--- begin SUPPLIED INFORMATION ---

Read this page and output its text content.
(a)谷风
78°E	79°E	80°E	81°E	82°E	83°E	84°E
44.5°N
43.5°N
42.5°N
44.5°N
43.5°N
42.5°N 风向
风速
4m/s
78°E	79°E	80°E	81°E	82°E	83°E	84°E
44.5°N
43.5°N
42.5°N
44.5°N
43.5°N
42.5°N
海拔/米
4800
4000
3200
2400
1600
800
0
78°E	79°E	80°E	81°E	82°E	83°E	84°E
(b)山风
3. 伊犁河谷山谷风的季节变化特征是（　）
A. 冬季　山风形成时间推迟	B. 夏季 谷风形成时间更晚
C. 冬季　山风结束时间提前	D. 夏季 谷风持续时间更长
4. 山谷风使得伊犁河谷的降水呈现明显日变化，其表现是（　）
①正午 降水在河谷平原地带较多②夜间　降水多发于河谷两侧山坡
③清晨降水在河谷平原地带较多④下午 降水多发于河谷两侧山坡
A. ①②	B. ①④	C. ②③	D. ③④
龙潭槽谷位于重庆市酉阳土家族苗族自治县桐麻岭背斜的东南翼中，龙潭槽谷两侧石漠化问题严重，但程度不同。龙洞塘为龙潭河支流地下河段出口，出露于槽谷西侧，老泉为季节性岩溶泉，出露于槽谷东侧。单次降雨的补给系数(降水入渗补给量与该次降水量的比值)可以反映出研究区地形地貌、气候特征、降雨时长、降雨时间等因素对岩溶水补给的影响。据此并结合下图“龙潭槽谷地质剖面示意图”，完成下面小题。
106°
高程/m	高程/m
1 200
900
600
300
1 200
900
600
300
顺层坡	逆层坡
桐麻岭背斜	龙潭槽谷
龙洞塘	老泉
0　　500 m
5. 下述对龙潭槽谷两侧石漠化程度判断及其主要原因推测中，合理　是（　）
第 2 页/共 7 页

--- end SUPPLIED INFORMATION ---

● **STATED EXERCISE**: How many of the lines above include the word "降水多发于河谷两侧山坡"? Respond with the number alone.

● **IN RESPONSE**: 2